(Entries taken from a collection)
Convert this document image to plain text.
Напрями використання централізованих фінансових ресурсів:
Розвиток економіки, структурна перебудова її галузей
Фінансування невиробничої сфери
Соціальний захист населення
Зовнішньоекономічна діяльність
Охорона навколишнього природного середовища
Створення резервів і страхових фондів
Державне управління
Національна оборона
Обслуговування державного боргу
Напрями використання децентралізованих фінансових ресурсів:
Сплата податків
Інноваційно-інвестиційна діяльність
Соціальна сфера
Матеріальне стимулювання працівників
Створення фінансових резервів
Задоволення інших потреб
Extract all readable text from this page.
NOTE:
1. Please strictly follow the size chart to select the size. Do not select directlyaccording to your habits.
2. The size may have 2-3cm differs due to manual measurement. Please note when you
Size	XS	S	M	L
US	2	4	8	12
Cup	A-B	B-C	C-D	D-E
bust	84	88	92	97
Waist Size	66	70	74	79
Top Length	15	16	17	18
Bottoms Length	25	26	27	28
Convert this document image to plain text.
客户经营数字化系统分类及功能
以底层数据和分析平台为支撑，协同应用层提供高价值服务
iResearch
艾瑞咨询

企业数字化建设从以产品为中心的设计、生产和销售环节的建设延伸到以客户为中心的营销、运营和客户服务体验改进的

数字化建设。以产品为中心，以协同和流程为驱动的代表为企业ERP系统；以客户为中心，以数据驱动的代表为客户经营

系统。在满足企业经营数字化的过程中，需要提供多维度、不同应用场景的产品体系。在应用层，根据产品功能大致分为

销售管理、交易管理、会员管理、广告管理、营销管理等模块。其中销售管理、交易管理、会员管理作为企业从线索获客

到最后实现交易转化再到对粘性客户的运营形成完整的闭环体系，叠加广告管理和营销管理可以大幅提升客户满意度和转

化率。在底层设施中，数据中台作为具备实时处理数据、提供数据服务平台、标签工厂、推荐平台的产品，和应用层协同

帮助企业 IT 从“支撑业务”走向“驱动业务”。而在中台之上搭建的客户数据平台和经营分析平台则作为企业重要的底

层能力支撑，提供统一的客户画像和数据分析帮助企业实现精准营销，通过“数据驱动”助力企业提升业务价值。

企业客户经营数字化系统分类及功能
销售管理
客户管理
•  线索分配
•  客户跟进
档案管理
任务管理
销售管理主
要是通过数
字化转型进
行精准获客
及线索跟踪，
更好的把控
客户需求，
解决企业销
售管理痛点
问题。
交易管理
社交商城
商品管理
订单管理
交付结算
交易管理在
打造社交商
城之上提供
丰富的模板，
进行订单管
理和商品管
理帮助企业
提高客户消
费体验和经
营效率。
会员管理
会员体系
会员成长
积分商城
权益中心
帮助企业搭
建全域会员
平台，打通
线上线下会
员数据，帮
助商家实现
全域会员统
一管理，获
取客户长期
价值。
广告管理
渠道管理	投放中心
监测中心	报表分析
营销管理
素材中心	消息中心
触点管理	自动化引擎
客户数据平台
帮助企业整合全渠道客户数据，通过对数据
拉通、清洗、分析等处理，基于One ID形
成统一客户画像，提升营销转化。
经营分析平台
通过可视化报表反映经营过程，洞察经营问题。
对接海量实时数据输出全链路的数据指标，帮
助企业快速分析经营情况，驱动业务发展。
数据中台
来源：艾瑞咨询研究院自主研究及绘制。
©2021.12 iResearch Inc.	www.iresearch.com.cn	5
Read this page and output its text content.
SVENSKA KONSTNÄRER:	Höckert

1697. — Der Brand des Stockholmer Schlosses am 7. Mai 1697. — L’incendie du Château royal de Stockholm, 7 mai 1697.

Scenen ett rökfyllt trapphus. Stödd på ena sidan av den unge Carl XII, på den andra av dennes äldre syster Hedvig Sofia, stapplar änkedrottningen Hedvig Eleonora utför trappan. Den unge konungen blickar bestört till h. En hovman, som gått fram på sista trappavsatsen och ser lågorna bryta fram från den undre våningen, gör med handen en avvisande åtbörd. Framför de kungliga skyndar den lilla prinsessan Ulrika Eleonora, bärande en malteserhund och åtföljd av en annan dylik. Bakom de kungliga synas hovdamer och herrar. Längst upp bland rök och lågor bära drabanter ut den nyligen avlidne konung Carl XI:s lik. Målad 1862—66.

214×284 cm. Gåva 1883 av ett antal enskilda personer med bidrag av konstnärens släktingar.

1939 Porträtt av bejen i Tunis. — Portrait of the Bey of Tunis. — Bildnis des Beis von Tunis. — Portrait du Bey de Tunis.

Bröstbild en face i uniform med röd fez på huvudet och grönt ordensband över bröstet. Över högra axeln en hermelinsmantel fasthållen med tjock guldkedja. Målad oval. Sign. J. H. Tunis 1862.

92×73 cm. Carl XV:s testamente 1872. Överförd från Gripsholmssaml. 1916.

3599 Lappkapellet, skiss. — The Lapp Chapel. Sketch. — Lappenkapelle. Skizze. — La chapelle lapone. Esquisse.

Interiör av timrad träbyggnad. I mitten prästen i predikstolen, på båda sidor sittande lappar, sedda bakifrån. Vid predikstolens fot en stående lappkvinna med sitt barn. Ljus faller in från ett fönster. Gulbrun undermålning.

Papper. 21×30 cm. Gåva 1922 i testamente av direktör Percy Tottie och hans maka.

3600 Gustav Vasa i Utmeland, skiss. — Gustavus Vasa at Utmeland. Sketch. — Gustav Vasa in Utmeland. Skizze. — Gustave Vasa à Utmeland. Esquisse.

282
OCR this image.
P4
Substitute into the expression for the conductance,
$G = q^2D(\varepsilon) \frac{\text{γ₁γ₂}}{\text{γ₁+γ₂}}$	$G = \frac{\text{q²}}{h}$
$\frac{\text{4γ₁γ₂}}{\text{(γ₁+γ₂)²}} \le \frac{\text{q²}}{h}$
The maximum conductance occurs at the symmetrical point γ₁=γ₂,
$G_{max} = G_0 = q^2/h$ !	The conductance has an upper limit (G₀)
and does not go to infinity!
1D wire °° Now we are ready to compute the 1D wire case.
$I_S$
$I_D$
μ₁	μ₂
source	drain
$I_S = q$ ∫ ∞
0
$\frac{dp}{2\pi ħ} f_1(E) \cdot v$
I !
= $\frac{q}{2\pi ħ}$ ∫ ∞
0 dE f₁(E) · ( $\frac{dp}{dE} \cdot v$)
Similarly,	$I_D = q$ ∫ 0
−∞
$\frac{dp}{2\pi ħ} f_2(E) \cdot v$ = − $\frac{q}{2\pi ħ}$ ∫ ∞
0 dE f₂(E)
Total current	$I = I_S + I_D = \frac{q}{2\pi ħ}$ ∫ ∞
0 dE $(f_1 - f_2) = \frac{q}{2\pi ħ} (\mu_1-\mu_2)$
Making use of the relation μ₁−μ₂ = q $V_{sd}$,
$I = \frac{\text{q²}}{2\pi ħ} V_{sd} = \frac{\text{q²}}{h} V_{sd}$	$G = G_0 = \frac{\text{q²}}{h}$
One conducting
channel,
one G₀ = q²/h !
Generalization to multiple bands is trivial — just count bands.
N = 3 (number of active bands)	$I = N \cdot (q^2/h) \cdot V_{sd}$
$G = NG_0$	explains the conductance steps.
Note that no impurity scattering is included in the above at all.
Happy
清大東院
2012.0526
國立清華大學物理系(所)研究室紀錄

__Written task__: Find all the lines containing "Please" in the material, then copy them.

__Result of this task__:
1. Please strictly follow the size chart to select the size. Do not select directlyaccording to your habits.
2. The size may have 2-3cm differs due to manual measurement. Please note when you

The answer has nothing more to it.